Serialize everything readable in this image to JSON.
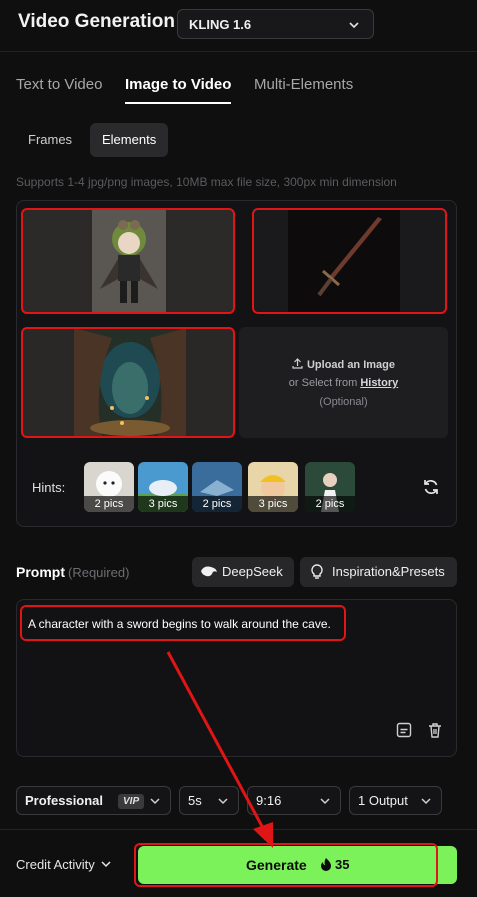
{
  "header": {
    "title": "Video Generation",
    "model": "KLING 1.6"
  },
  "tabs": [
    "Text to Video",
    "Image to Video",
    "Multi-Elements"
  ],
  "subtabs": [
    "Frames",
    "Elements"
  ],
  "upload_hint": "Supports 1-4 jpg/png images, 10MB max file size, 300px min dimension",
  "add_slot": {
    "title": "Upload an Image",
    "or_select": "or Select from",
    "history": "History",
    "optional": "(Optional)"
  },
  "hints": {
    "label": "Hints:",
    "counts": [
      "2 pics",
      "3 pics",
      "2 pics",
      "3 pics",
      "2 pics"
    ]
  },
  "prompt": {
    "label": "Prompt",
    "required": "(Required)",
    "deepseek": "DeepSeek",
    "inspiration": "Inspiration&Presets",
    "text": "A character with a sword begins to walk around the cave."
  },
  "settings": {
    "mode": "Professional",
    "mode_badge": "VIP",
    "duration": "5s",
    "ratio": "9:16",
    "outputs": "1 Output"
  },
  "footer": {
    "credit": "Credit Activity",
    "generate": "Generate",
    "cost": "35"
  },
  "colors": {
    "accent_green": "#7cf25a",
    "annotation_red": "#e01515"
  }
}
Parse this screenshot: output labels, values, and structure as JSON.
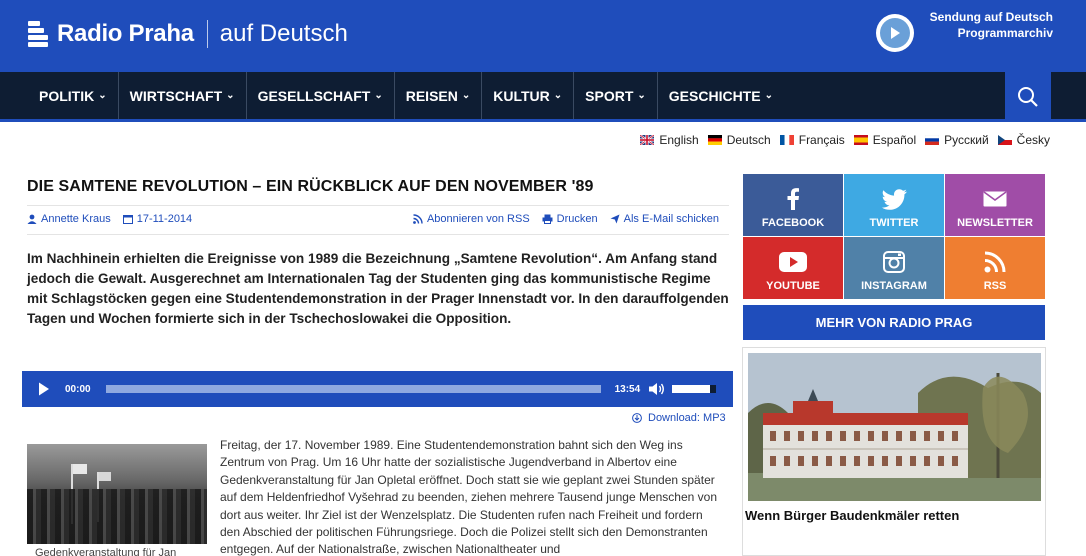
{
  "header": {
    "logo_name": "Radio Praha",
    "logo_sub": "auf Deutsch",
    "links": [
      "Sendung auf Deutsch",
      "Programmarchiv"
    ]
  },
  "nav": {
    "items": [
      "POLITIK",
      "WIRTSCHAFT",
      "GESELLSCHAFT",
      "REISEN",
      "KULTUR",
      "SPORT",
      "GESCHICHTE"
    ]
  },
  "languages": [
    "English",
    "Deutsch",
    "Français",
    "Español",
    "Русский",
    "Česky"
  ],
  "article": {
    "title": "DIE SAMTENE REVOLUTION – EIN RÜCKBLICK AUF DEN NOVEMBER '89",
    "author": "Annette Kraus",
    "date": "17-11-2014",
    "actions": [
      "Abonnieren von RSS",
      "Drucken",
      "Als E-Mail schicken"
    ],
    "lead": "Im Nachhinein erhielten die Ereignisse von 1989 die Bezeichnung „Samtene Revolution“. Am Anfang stand jedoch die Gewalt. Ausgerechnet am Internationalen Tag der Studenten ging das kommunistische Regime mit Schlagstöcken gegen eine Studentendemonstration in der Prager Innenstadt vor. In den darauffolgenden Tagen und Wochen formierte sich in der Tschechoslowakei die Opposition.",
    "player": {
      "current": "00:00",
      "duration": "13:54",
      "progress": 0,
      "volume": 0.85
    },
    "download": "Download: MP3",
    "caption": "Gedenkveranstaltung für Jan",
    "body": "Freitag, der 17. November 1989. Eine Studentendemonstration bahnt sich den Weg ins Zentrum von Prag. Um 16 Uhr hatte der sozialistische Jugendverband in Albertov eine Gedenkveranstaltung für Jan Opletal eröffnet. Doch statt sie wie geplant zwei Stunden später auf dem Heldenfriedhof Vyšehrad zu beenden, ziehen mehrere Tausend junge Menschen von dort aus weiter. Ihr Ziel ist der Wenzelsplatz. Die Studenten rufen nach Freiheit und fordern den Abschied der politischen Führungsriege. Doch die Polizei stellt sich den Demonstranten entgegen. Auf der Nationalstraße, zwischen Nationaltheater und"
  },
  "sidebar": {
    "social": [
      {
        "label": "FACEBOOK",
        "icon": "facebook-icon",
        "color": "#3b5b98"
      },
      {
        "label": "TWITTER",
        "icon": "twitter-icon",
        "color": "#3ea9e3"
      },
      {
        "label": "NEWSLETTER",
        "icon": "envelope-icon",
        "color": "#a04da7"
      },
      {
        "label": "YOUTUBE",
        "icon": "youtube-icon",
        "color": "#d42b2b"
      },
      {
        "label": "INSTAGRAM",
        "icon": "instagram-icon",
        "color": "#5081a8"
      },
      {
        "label": "RSS",
        "icon": "rss-icon",
        "color": "#ef7e31"
      }
    ],
    "more_button": "MEHR VON RADIO PRAG",
    "teaser_title": "Wenn Bürger Baudenkmäler retten"
  },
  "colors": {
    "brand": "#1f4dbb",
    "nav_bg": "#0e1d33"
  }
}
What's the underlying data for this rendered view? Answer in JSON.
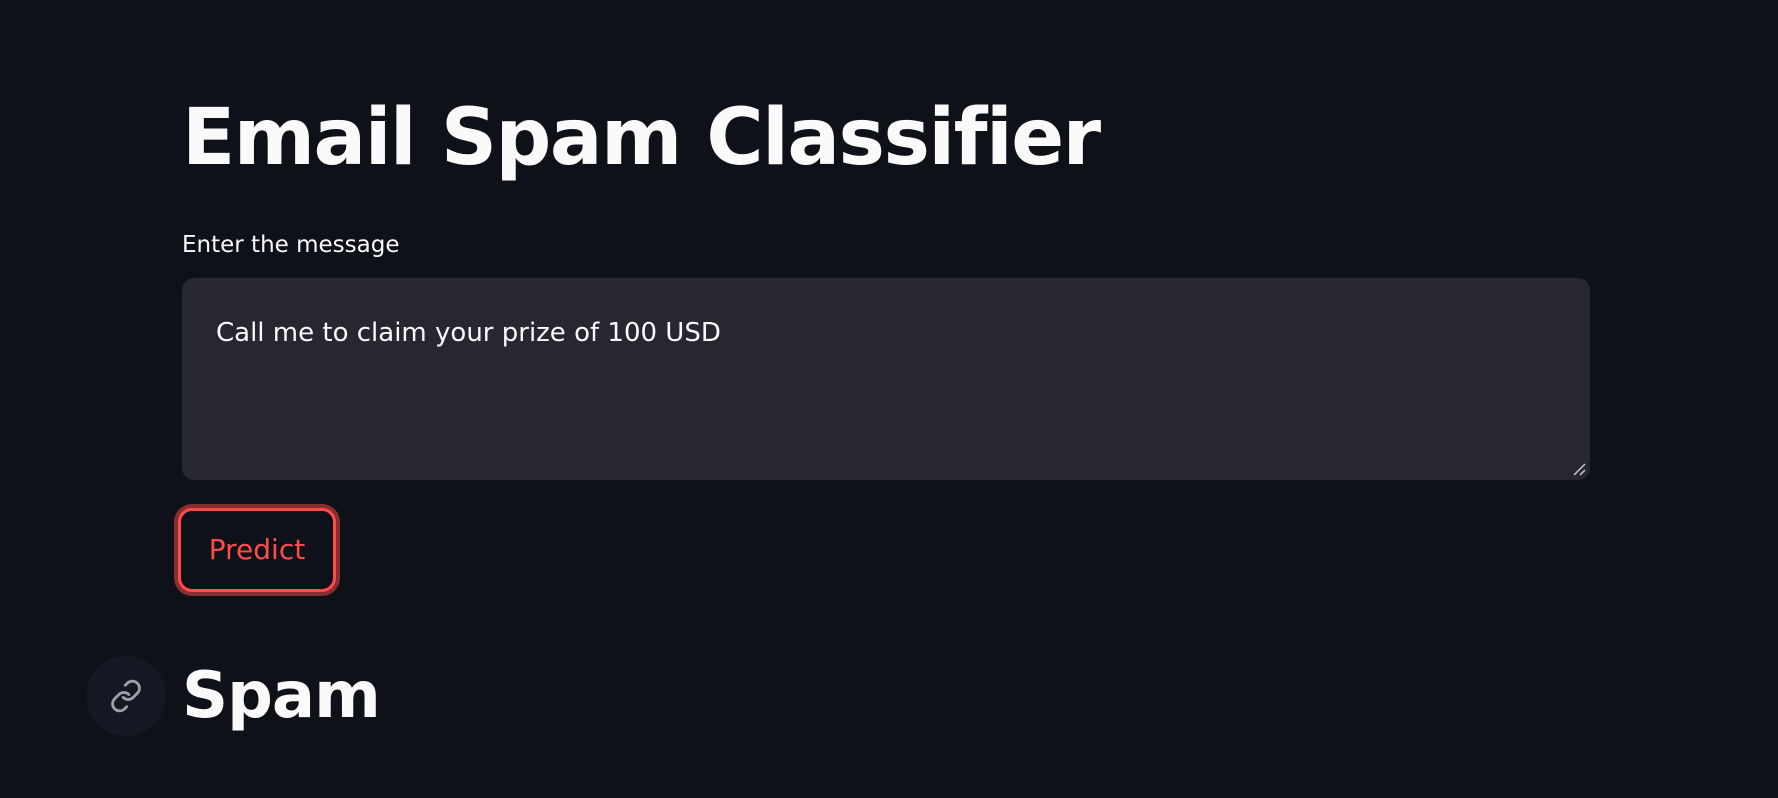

§

Task statement:
Every record must be copied exactly, with the pictures left out.

The output:
Serialize everything readable in this image to JSON.
{
  "header": {
    "title": "Video Generation",
    "model": "KLING 1.6"
  },
  "tabs": [
    "Text to Video",
    "Image to Video",
    "Multi-Elements"
  ],
  "subtabs": [
    "Frames",
    "Elements"
  ],
  "upload_hint": "Supports 1-4 jpg/png images, 10MB max file size, 300px min dimension",
  "add_slot": {
    "title": "Upload an Image",
    "or_select": "or Select from",
    "history": "History",
    "optional": "(Optional)"
  },
  "hints": {
    "label": "Hints:",
    "counts": [
      "2 pics",
      "3 pics",
      "2 pics",
      "3 pics",
      "2 pics"
    ]
  },
  "prompt": {
    "label": "Prompt",
    "required": "(Required)",
    "deepseek": "DeepSeek",
    "inspiration": "Inspiration&Presets",
    "text": "A character with a sword begins to walk around the cave."
  },
  "settings": {
    "mode": "Professional",
    "mode_badge": "VIP",
    "duration": "5s",
    "ratio": "9:16",
    "outputs": "1 Output"
  },
  "footer": {
    "credit": "Credit Activity",
    "generate": "Generate",
    "cost": "35"
  },
  "colors": {
    "accent_green": "#7cf25a",
    "annotation_red": "#e01515"
  }
}
Parse this screenshot: output labels, values, and structure as JSON.
{
  "header": {
    "logo_name": "Radio Praha",
    "logo_sub": "auf Deutsch",
    "links": [
      "Sendung auf Deutsch",
      "Programmarchiv"
    ]
  },
  "nav": {
    "items": [
      "POLITIK",
      "WIRTSCHAFT",
      "GESELLSCHAFT",
      "REISEN",
      "KULTUR",
      "SPORT",
      "GESCHICHTE"
    ]
  },
  "languages": [
    "English",
    "Deutsch",
    "Français",
    "Español",
    "Русский",
    "Česky"
  ],
  "article": {
    "title": "DIE SAMTENE REVOLUTION – EIN RÜCKBLICK AUF DEN NOVEMBER '89",
    "author": "Annette Kraus",
    "date": "17-11-2014",
    "actions": [
      "Abonnieren von RSS",
      "Drucken",
      "Als E-Mail schicken"
    ],
    "lead": "Im Nachhinein erhielten die Ereignisse von 1989 die Bezeichnung „Samtene Revolution“. Am Anfang stand jedoch die Gewalt. Ausgerechnet am Internationalen Tag der Studenten ging das kommunistische Regime mit Schlagstöcken gegen eine Studentendemonstration in der Prager Innenstadt vor. In den darauffolgenden Tagen und Wochen formierte sich in der Tschechoslowakei die Opposition.",
    "player": {
      "current": "00:00",
      "duration": "13:54",
      "progress": 0,
      "volume": 0.85
    },
    "download": "Download: MP3",
    "caption": "Gedenkveranstaltung für Jan",
    "body": "Freitag, der 17. November 1989. Eine Studentendemonstration bahnt sich den Weg ins Zentrum von Prag. Um 16 Uhr hatte der sozialistische Jugendverband in Albertov eine Gedenkveranstaltung für Jan Opletal eröffnet. Doch statt sie wie geplant zwei Stunden später auf dem Heldenfriedhof Vyšehrad zu beenden, ziehen mehrere Tausend junge Menschen von dort aus weiter. Ihr Ziel ist der Wenzelsplatz. Die Studenten rufen nach Freiheit und fordern den Abschied der politischen Führungsriege. Doch die Polizei stellt sich den Demonstranten entgegen. Auf der Nationalstraße, zwischen Nationaltheater und"
  },
  "sidebar": {
    "social": [
      {
        "label": "FACEBOOK",
        "icon": "facebook-icon",
        "color": "#3b5b98"
      },
      {
        "label": "TWITTER",
        "icon": "twitter-icon",
        "color": "#3ea9e3"
      },
      {
        "label": "NEWSLETTER",
        "icon": "envelope-icon",
        "color": "#a04da7"
      },
      {
        "label": "YOUTUBE",
        "icon": "youtube-icon",
        "color": "#d42b2b"
      },
      {
        "label": "INSTAGRAM",
        "icon": "instagram-icon",
        "color": "#5081a8"
      },
      {
        "label": "RSS",
        "icon": "rss-icon",
        "color": "#ef7e31"
      }
    ],
    "more_button": "MEHR VON RADIO PRAG",
    "teaser_title": "Wenn Bürger Baudenkmäler retten"
  },
  "colors": {
    "brand": "#1f4dbb",
    "nav_bg": "#0e1d33"
  }
}
What's the underlying data for this rendered view? Answer in JSON.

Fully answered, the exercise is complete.